EXERCISE REQUIREMENTS
Copy out the listing that follows, exactly, without its pictures.

AVAILABLE DATA

++++++++++++++++++++

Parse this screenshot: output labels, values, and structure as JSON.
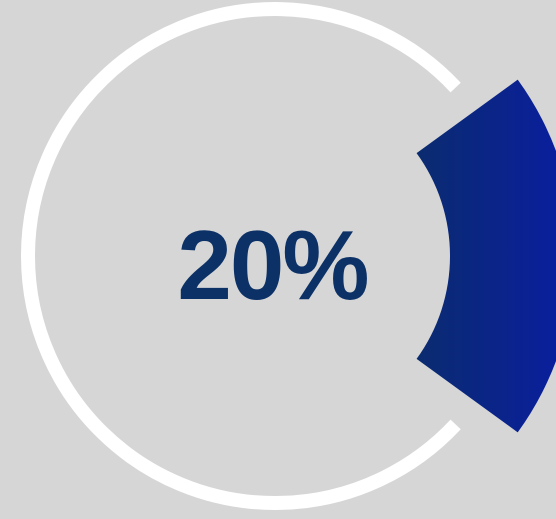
{
  "chart_data": {
    "type": "pie",
    "style": "progress-ring",
    "value_percent": 20,
    "center_label": "20%",
    "colors": {
      "background": "#d6d6d6",
      "track": "#ffffff",
      "segment_start": "#0b2f62",
      "segment_end": "#0a1f9c",
      "label": "#0c3166"
    }
  }
}
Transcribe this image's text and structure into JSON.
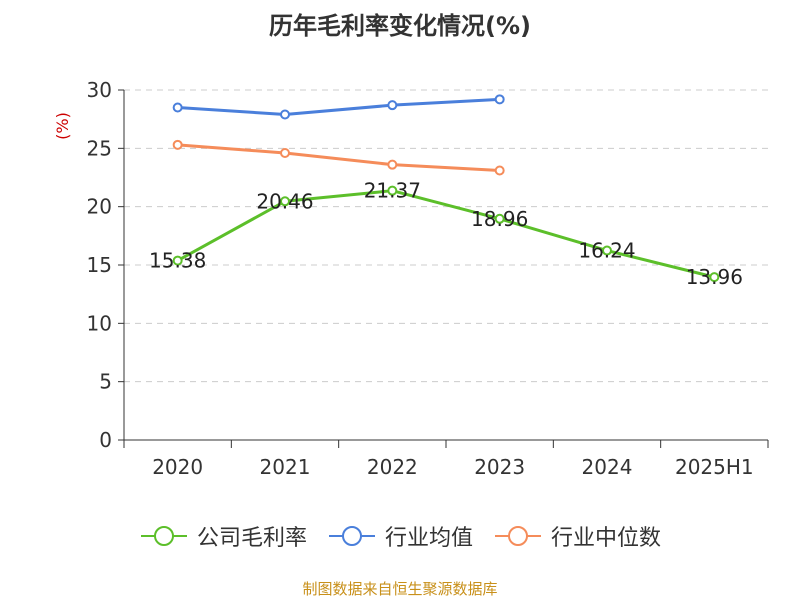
{
  "title": "历年毛利率变化情况(%)",
  "source": "制图数据来自恒生聚源数据库",
  "colors": {
    "grid": "#cccccc",
    "axis": "#333333",
    "unit_label": "#cc0000"
  },
  "chart_data": {
    "type": "line",
    "title": "历年毛利率变化情况(%)",
    "ylabel": "(%)",
    "ylim": [
      0,
      30
    ],
    "yticks": [
      0,
      5,
      10,
      15,
      20,
      25,
      30
    ],
    "grid": true,
    "legend_position": "bottom",
    "categories": [
      "2020",
      "2021",
      "2022",
      "2023",
      "2024",
      "2025H1"
    ],
    "series": [
      {
        "name": "公司毛利率",
        "color": "#5cbf2a",
        "values": [
          15.38,
          20.46,
          21.37,
          18.96,
          16.24,
          13.96
        ],
        "labels": [
          "15.38",
          "20.46",
          "21.37",
          "18.96",
          "16.24",
          "13.96"
        ]
      },
      {
        "name": "行业均值",
        "color": "#4a7fdb",
        "values": [
          28.5,
          27.9,
          28.7,
          29.2,
          null,
          null
        ]
      },
      {
        "name": "行业中位数",
        "color": "#f58c5a",
        "values": [
          25.3,
          24.6,
          23.6,
          23.1,
          null,
          null
        ]
      }
    ]
  }
}
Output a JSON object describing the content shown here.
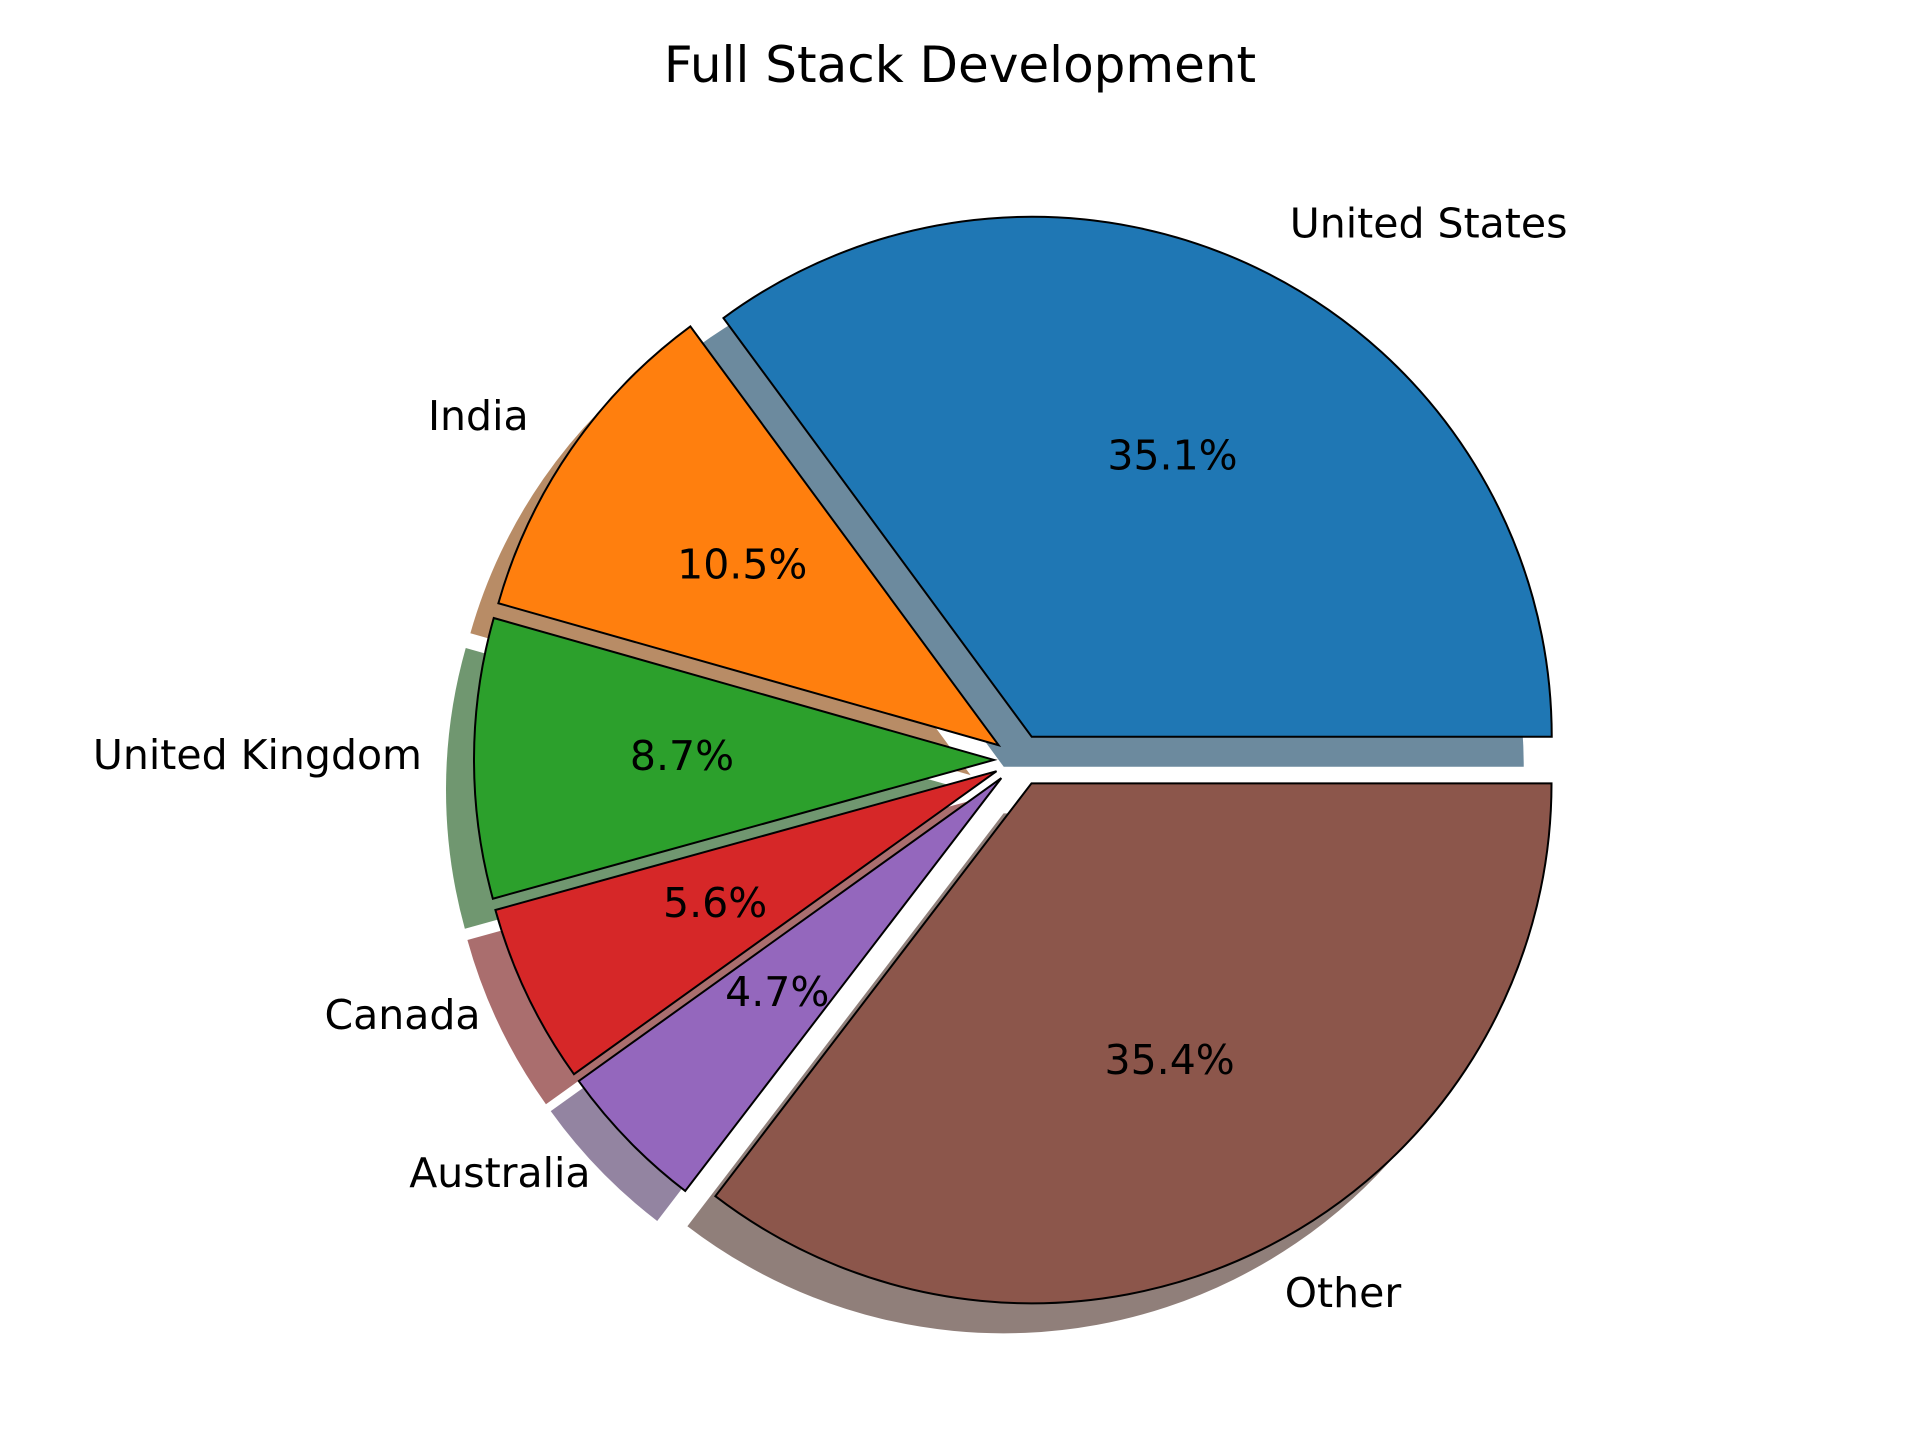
{
  "chart_data": {
    "type": "pie",
    "title": "Full Stack Development",
    "categories": [
      "United States",
      "India",
      "United Kingdom",
      "Canada",
      "Australia",
      "Other"
    ],
    "values": [
      35.1,
      10.5,
      8.7,
      5.6,
      4.7,
      35.4
    ],
    "value_labels": [
      "35.1%",
      "10.5%",
      "8.7%",
      "5.6%",
      "4.7%",
      "35.4%"
    ],
    "colors": [
      "#1f77b4",
      "#ff7f0e",
      "#2ca02c",
      "#d62728",
      "#9467bd",
      "#8c564b"
    ],
    "start_angle_deg": 0,
    "direction": "counterclockwise",
    "explode": [
      0.05,
      0.05,
      0.05,
      0.05,
      0.05,
      0.05
    ],
    "shadow": true,
    "edgecolor": "#000000",
    "legend": "none"
  }
}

++++++++++++++++++++

RESPONSE
Parse this screenshot: output labels, values, and structure as JSON.
{
  "chart_data": {
    "type": "pie",
    "style": "progress-ring",
    "value_percent": 20,
    "center_label": "20%",
    "colors": {
      "background": "#d6d6d6",
      "track": "#ffffff",
      "segment_start": "#0b2f62",
      "segment_end": "#0a1f9c",
      "label": "#0c3166"
    }
  }
}
Transcribe this image's text and structure into JSON.
{
  "title": "历年毛利率变化情况(%)",
  "source": "制图数据来自恒生聚源数据库",
  "colors": {
    "grid": "#cccccc",
    "axis": "#333333",
    "unit_label": "#cc0000"
  },
  "chart_data": {
    "type": "line",
    "title": "历年毛利率变化情况(%)",
    "ylabel": "(%)",
    "ylim": [
      0,
      30
    ],
    "yticks": [
      0,
      5,
      10,
      15,
      20,
      25,
      30
    ],
    "grid": true,
    "legend_position": "bottom",
    "categories": [
      "2020",
      "2021",
      "2022",
      "2023",
      "2024",
      "2025H1"
    ],
    "series": [
      {
        "name": "公司毛利率",
        "color": "#5cbf2a",
        "values": [
          15.38,
          20.46,
          21.37,
          18.96,
          16.24,
          13.96
        ],
        "labels": [
          "15.38",
          "20.46",
          "21.37",
          "18.96",
          "16.24",
          "13.96"
        ]
      },
      {
        "name": "行业均值",
        "color": "#4a7fdb",
        "values": [
          28.5,
          27.9,
          28.7,
          29.2,
          null,
          null
        ]
      },
      {
        "name": "行业中位数",
        "color": "#f58c5a",
        "values": [
          25.3,
          24.6,
          23.6,
          23.1,
          null,
          null
        ]
      }
    ]
  }
}
Output a JSON object describing the content shown here.
{
  "chart_data": {
    "type": "pie",
    "title": "Full Stack Development",
    "categories": [
      "United States",
      "India",
      "United Kingdom",
      "Canada",
      "Australia",
      "Other"
    ],
    "values": [
      35.1,
      10.5,
      8.7,
      5.6,
      4.7,
      35.4
    ],
    "value_labels": [
      "35.1%",
      "10.5%",
      "8.7%",
      "5.6%",
      "4.7%",
      "35.4%"
    ],
    "colors": [
      "#1f77b4",
      "#ff7f0e",
      "#2ca02c",
      "#d62728",
      "#9467bd",
      "#8c564b"
    ],
    "start_angle_deg": 0,
    "direction": "counterclockwise",
    "explode": [
      0.05,
      0.05,
      0.05,
      0.05,
      0.05,
      0.05
    ],
    "shadow": true,
    "edgecolor": "#000000",
    "legend": "none"
  }
}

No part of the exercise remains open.